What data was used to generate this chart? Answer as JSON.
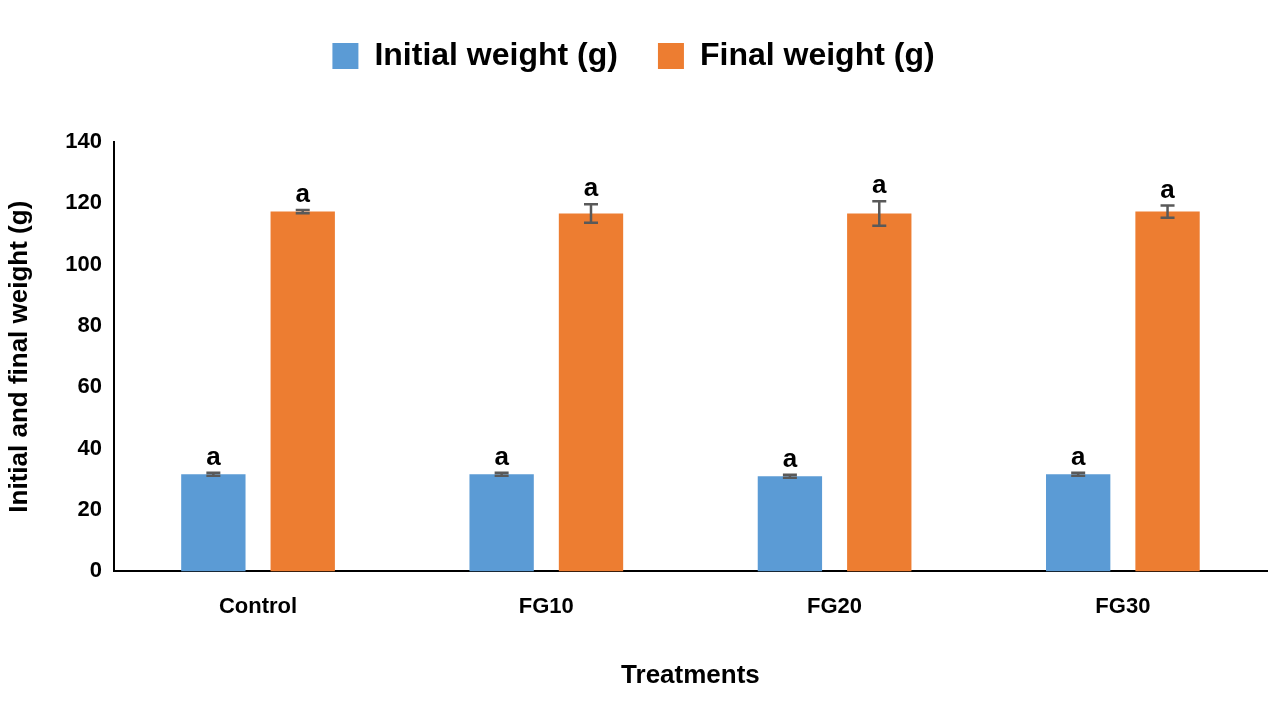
{
  "chart_data": {
    "type": "bar",
    "xlabel": "Treatments",
    "ylabel": "Initial and final weight (g)",
    "categories": [
      "Control",
      "FG10",
      "FG20",
      "FG30"
    ],
    "series": [
      {
        "name": "Initial weight (g)",
        "color": "#5b9bd5",
        "values": [
          31.7,
          31.7,
          31,
          31.7
        ],
        "errors": [
          0.5,
          0.5,
          0.5,
          0.5
        ],
        "value_labels": [
          "a",
          "a",
          "a",
          "a"
        ]
      },
      {
        "name": "Final weight (g)",
        "color": "#ed7d31",
        "values": [
          117.3,
          116.7,
          116.7,
          117.3
        ],
        "errors": [
          0.5,
          3,
          4,
          2
        ],
        "value_labels": [
          "a",
          "a",
          "a",
          "a"
        ]
      }
    ],
    "ylim": [
      0,
      140
    ],
    "yticks": [
      0,
      20,
      40,
      60,
      80,
      100,
      120,
      140
    ],
    "grid": false,
    "legend": "top"
  }
}
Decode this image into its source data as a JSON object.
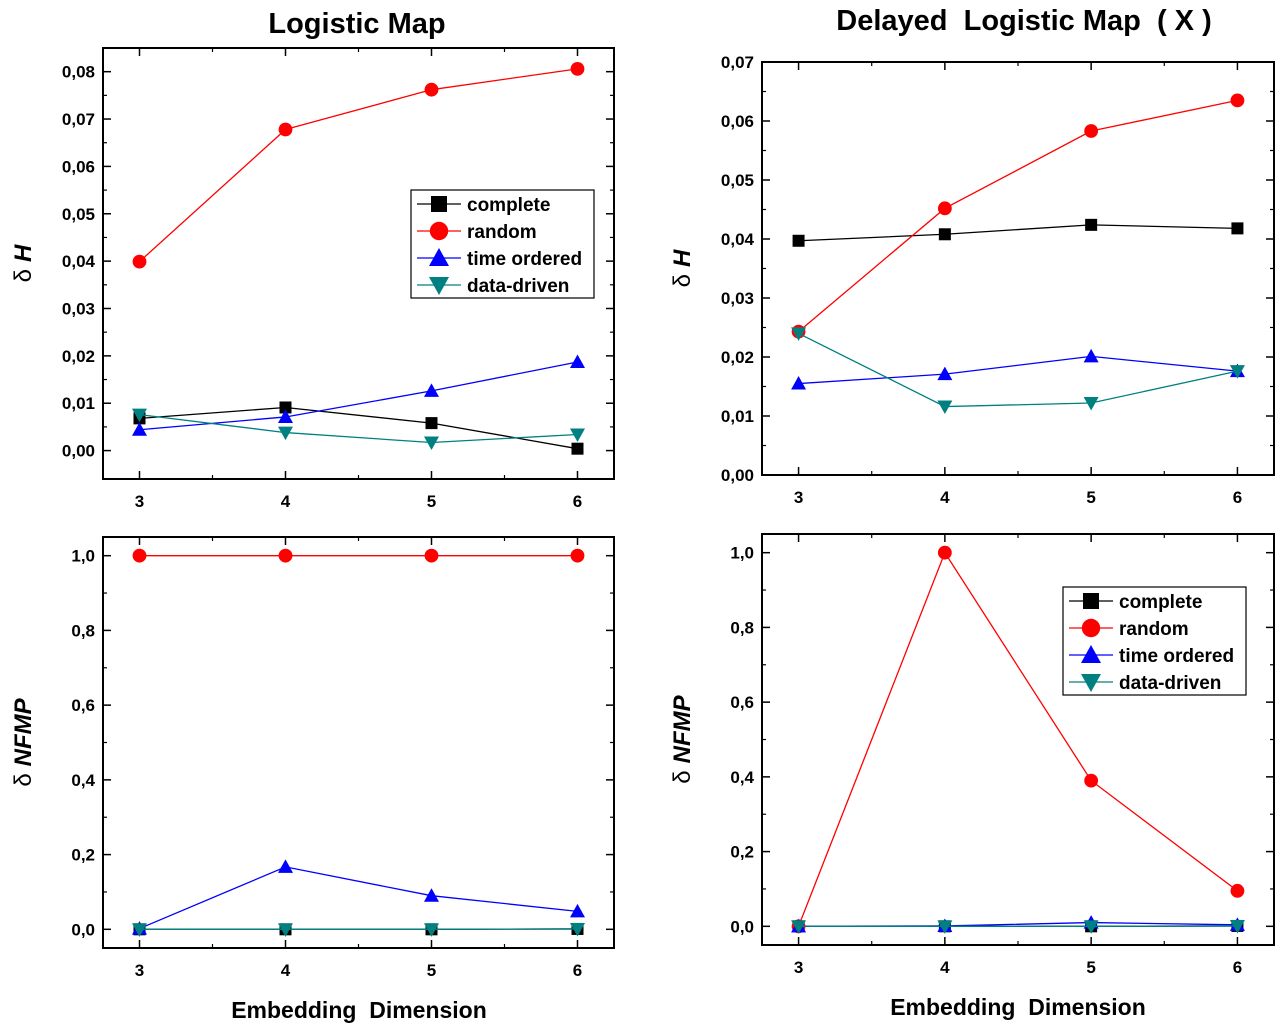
{
  "figure": {
    "left_title": "Logistic Map",
    "right_title": "Delayed  Logistic Map  ( X )",
    "xlabel_left": "Embedding  Dimension",
    "xlabel_right": "Embedding  Dimension",
    "colors": {
      "complete": "#000000",
      "random": "#ff0000",
      "time ordered": "#0000ff",
      "data-driven": "#008080"
    }
  },
  "chart_data": [
    {
      "type": "line",
      "panel": "top-left",
      "ylabel_symbol": "δ",
      "ylabel": "H",
      "x": [
        3,
        4,
        5,
        6
      ],
      "xticks": [
        "3",
        "4",
        "5",
        "6"
      ],
      "xlim": [
        2.75,
        6.25
      ],
      "ylim": [
        -0.006,
        0.085
      ],
      "yticks": [
        "0,00",
        "0,01",
        "0,02",
        "0,03",
        "0,04",
        "0,05",
        "0,06",
        "0,07",
        "0,08"
      ],
      "ytick_values": [
        0,
        0.01,
        0.02,
        0.03,
        0.04,
        0.05,
        0.06,
        0.07,
        0.08
      ],
      "legend": "right-middle",
      "series": [
        {
          "name": "complete",
          "marker": "square",
          "values": [
            0.0068,
            0.0091,
            0.0058,
            0.0004
          ]
        },
        {
          "name": "random",
          "marker": "circle",
          "values": [
            0.0399,
            0.0678,
            0.0762,
            0.0806
          ]
        },
        {
          "name": "time ordered",
          "marker": "triangle-up",
          "values": [
            0.0044,
            0.0071,
            0.0126,
            0.0187
          ]
        },
        {
          "name": "data-driven",
          "marker": "triangle-down",
          "values": [
            0.0076,
            0.0038,
            0.0017,
            0.0034
          ]
        }
      ]
    },
    {
      "type": "line",
      "panel": "top-right",
      "ylabel_symbol": "δ",
      "ylabel": "H",
      "x": [
        3,
        4,
        5,
        6
      ],
      "xticks": [
        "3",
        "4",
        "5",
        "6"
      ],
      "xlim": [
        2.75,
        6.25
      ],
      "ylim": [
        0,
        0.07
      ],
      "yticks": [
        "0,00",
        "0,01",
        "0,02",
        "0,03",
        "0,04",
        "0,05",
        "0,06",
        "0,07"
      ],
      "ytick_values": [
        0,
        0.01,
        0.02,
        0.03,
        0.04,
        0.05,
        0.06,
        0.07
      ],
      "series": [
        {
          "name": "complete",
          "marker": "square",
          "values": [
            0.0397,
            0.0408,
            0.0424,
            0.0418
          ]
        },
        {
          "name": "random",
          "marker": "circle",
          "values": [
            0.0243,
            0.0452,
            0.0583,
            0.0635
          ]
        },
        {
          "name": "time ordered",
          "marker": "triangle-up",
          "values": [
            0.0155,
            0.0171,
            0.0201,
            0.0176
          ]
        },
        {
          "name": "data-driven",
          "marker": "triangle-down",
          "values": [
            0.024,
            0.0116,
            0.0122,
            0.0176
          ]
        }
      ]
    },
    {
      "type": "line",
      "panel": "bottom-left",
      "ylabel_symbol": "δ",
      "ylabel": "NFMP",
      "x": [
        3,
        4,
        5,
        6
      ],
      "xticks": [
        "3",
        "4",
        "5",
        "6"
      ],
      "xlim": [
        2.75,
        6.25
      ],
      "ylim": [
        -0.05,
        1.05
      ],
      "yticks": [
        "0,0",
        "0,2",
        "0,4",
        "0,6",
        "0,8",
        "1,0"
      ],
      "ytick_values": [
        0,
        0.2,
        0.4,
        0.6,
        0.8,
        1.0
      ],
      "series": [
        {
          "name": "complete",
          "marker": "square",
          "values": [
            0.0,
            0.0,
            0.0,
            0.001
          ]
        },
        {
          "name": "random",
          "marker": "circle",
          "values": [
            1.0,
            1.0,
            1.0,
            1.0
          ]
        },
        {
          "name": "time ordered",
          "marker": "triangle-up",
          "values": [
            0.002,
            0.167,
            0.09,
            0.048
          ]
        },
        {
          "name": "data-driven",
          "marker": "triangle-down",
          "values": [
            0.0,
            0.0,
            0.0,
            0.001
          ]
        }
      ]
    },
    {
      "type": "line",
      "panel": "bottom-right",
      "ylabel_symbol": "δ",
      "ylabel": "NFMP",
      "x": [
        3,
        4,
        5,
        6
      ],
      "xticks": [
        "3",
        "4",
        "5",
        "6"
      ],
      "xlim": [
        2.75,
        6.25
      ],
      "ylim": [
        -0.05,
        1.05
      ],
      "yticks": [
        "0,0",
        "0,2",
        "0,4",
        "0,6",
        "0,8",
        "1,0"
      ],
      "ytick_values": [
        0,
        0.2,
        0.4,
        0.6,
        0.8,
        1.0
      ],
      "legend": "top-right",
      "series": [
        {
          "name": "complete",
          "marker": "square",
          "values": [
            0.0,
            0.0,
            0.0,
            0.001
          ]
        },
        {
          "name": "random",
          "marker": "circle",
          "values": [
            0.0,
            1.0,
            0.39,
            0.095
          ]
        },
        {
          "name": "time ordered",
          "marker": "triangle-up",
          "values": [
            0.0,
            0.001,
            0.01,
            0.004
          ]
        },
        {
          "name": "data-driven",
          "marker": "triangle-down",
          "values": [
            0.0,
            0.0,
            0.0,
            0.001
          ]
        }
      ]
    }
  ]
}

==============================

## Task prompt:
Track down all lines above with the string "panel" and copy them.

## Result of this exercise:
      "panel": "top-left",
      "panel": "top-right",
      "panel": "bottom-left",
      "panel": "bottom-right",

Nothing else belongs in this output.